**What this task involves**
In full and without alteration, give the listing again.

:: Stored records ::

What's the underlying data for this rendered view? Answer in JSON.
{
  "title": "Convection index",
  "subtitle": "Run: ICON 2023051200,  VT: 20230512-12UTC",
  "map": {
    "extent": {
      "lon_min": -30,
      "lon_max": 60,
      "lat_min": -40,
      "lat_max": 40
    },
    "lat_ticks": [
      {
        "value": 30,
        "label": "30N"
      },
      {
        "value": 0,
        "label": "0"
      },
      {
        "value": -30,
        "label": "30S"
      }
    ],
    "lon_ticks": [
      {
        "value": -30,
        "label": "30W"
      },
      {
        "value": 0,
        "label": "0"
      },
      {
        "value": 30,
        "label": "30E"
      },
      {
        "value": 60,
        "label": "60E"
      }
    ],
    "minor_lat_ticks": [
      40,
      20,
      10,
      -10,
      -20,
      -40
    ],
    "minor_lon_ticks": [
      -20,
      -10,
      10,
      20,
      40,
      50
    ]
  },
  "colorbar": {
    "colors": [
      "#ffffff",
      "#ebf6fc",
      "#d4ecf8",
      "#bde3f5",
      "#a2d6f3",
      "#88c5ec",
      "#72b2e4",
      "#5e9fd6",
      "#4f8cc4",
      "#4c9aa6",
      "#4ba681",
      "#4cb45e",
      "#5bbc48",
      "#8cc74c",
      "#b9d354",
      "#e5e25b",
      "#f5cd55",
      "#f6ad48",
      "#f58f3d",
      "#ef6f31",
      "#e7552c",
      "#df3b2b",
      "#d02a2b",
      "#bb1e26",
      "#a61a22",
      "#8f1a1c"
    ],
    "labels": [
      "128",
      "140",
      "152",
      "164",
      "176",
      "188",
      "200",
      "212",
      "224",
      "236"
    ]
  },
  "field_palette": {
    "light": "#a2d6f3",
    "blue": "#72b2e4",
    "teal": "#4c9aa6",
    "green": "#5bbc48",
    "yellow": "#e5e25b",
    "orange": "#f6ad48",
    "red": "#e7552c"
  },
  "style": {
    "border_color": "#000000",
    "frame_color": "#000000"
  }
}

:::

**Exercise answer**
What's the underlying data for this rendered view? Answer in JSON.
{
  "title": "Convection index",
  "subtitle": "Run: ICON 2023051200,  VT: 20230512-12UTC",
  "map": {
    "extent": {
      "lon_min": -30,
      "lon_max": 60,
      "lat_min": -40,
      "lat_max": 40
    },
    "lat_ticks": [
      {
        "value": 30,
        "label": "30N"
      },
      {
        "value": 0,
        "label": "0"
      },
      {
        "value": -30,
        "label": "30S"
      }
    ],
    "lon_ticks": [
      {
        "value": -30,
        "label": "30W"
      },
      {
        "value": 0,
        "label": "0"
      },
      {
        "value": 30,
        "label": "30E"
      },
      {
        "value": 60,
        "label": "60E"
      }
    ],
    "minor_lat_ticks": [
      40,
      20,
      10,
      -10,
      -20,
      -40
    ],
    "minor_lon_ticks": [
      -20,
      -10,
      10,
      20,
      40,
      50
    ]
  },
  "colorbar": {
    "colors": [
      "#ffffff",
      "#ebf6fc",
      "#d4ecf8",
      "#bde3f5",
      "#a2d6f3",
      "#88c5ec",
      "#72b2e4",
      "#5e9fd6",
      "#4f8cc4",
      "#4c9aa6",
      "#4ba681",
      "#4cb45e",
      "#5bbc48",
      "#8cc74c",
      "#b9d354",
      "#e5e25b",
      "#f5cd55",
      "#f6ad48",
      "#f58f3d",
      "#ef6f31",
      "#e7552c",
      "#df3b2b",
      "#d02a2b",
      "#bb1e26",
      "#a61a22",
      "#8f1a1c"
    ],
    "labels": [
      "128",
      "140",
      "152",
      "164",
      "176",
      "188",
      "200",
      "212",
      "224",
      "236"
    ]
  },
  "field_palette": {
    "light": "#a2d6f3",
    "blue": "#72b2e4",
    "teal": "#4c9aa6",
    "green": "#5bbc48",
    "yellow": "#e5e25b",
    "orange": "#f6ad48",
    "red": "#e7552c"
  },
  "style": {
    "border_color": "#000000",
    "frame_color": "#000000"
  }
}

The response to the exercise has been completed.